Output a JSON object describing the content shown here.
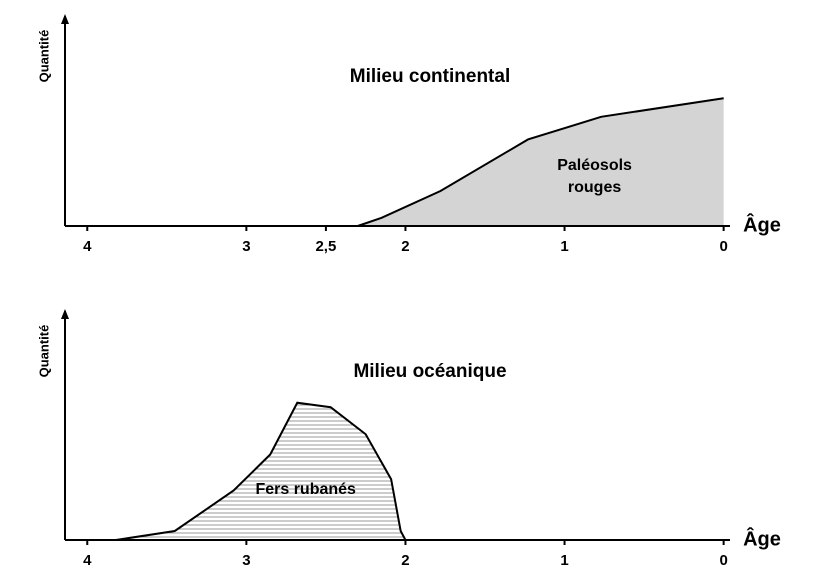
{
  "chart_data": [
    {
      "type": "area",
      "title": "Milieu continental",
      "ylabel": "Quantité",
      "xlabel": "Âge",
      "annotation": [
        "Paléosols",
        "rouges"
      ],
      "x": [
        2.3,
        2.15,
        1.78,
        1.23,
        0.77,
        0
      ],
      "values": [
        0,
        0.04,
        0.17,
        0.42,
        0.53,
        0.62
      ],
      "color": "#d4d4d4",
      "pattern": "solid",
      "xlim": [
        4.14,
        -0.04
      ],
      "ylim": [
        0,
        1
      ],
      "xticks": [
        4,
        3,
        {
          "value": 2.5,
          "label": "2,5"
        },
        2,
        1,
        0
      ]
    },
    {
      "type": "area",
      "title": "Milieu océanique",
      "ylabel": "Quantité",
      "xlabel": "Âge",
      "annotation": [
        "Fers rubanés"
      ],
      "x": [
        3.82,
        3.45,
        3.08,
        2.85,
        2.68,
        2.47,
        2.25,
        2.09,
        2.03,
        2.0
      ],
      "values": [
        0,
        0.04,
        0.22,
        0.38,
        0.61,
        0.59,
        0.47,
        0.27,
        0.04,
        0
      ],
      "color": "#9a9a9a",
      "pattern": "horizontal-lines",
      "xlim": [
        4.14,
        -0.04
      ],
      "ylim": [
        0,
        1
      ],
      "xticks": [
        4,
        3,
        2,
        1,
        0
      ]
    }
  ]
}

» Task to complete: Omit the images and transcribe all of the records above word for word.

» Written answer:
Output a JSON object describing the content shown here.
{
  "chart_data": [
    {
      "type": "area",
      "title": "Milieu continental",
      "ylabel": "Quantité",
      "xlabel": "Âge",
      "annotation": [
        "Paléosols",
        "rouges"
      ],
      "x": [
        2.3,
        2.15,
        1.78,
        1.23,
        0.77,
        0
      ],
      "values": [
        0,
        0.04,
        0.17,
        0.42,
        0.53,
        0.62
      ],
      "color": "#d4d4d4",
      "pattern": "solid",
      "xlim": [
        4.14,
        -0.04
      ],
      "ylim": [
        0,
        1
      ],
      "xticks": [
        4,
        3,
        {
          "value": 2.5,
          "label": "2,5"
        },
        2,
        1,
        0
      ]
    },
    {
      "type": "area",
      "title": "Milieu océanique",
      "ylabel": "Quantité",
      "xlabel": "Âge",
      "annotation": [
        "Fers rubanés"
      ],
      "x": [
        3.82,
        3.45,
        3.08,
        2.85,
        2.68,
        2.47,
        2.25,
        2.09,
        2.03,
        2.0
      ],
      "values": [
        0,
        0.04,
        0.22,
        0.38,
        0.61,
        0.59,
        0.47,
        0.27,
        0.04,
        0
      ],
      "color": "#9a9a9a",
      "pattern": "horizontal-lines",
      "xlim": [
        4.14,
        -0.04
      ],
      "ylim": [
        0,
        1
      ],
      "xticks": [
        4,
        3,
        2,
        1,
        0
      ]
    }
  ]
}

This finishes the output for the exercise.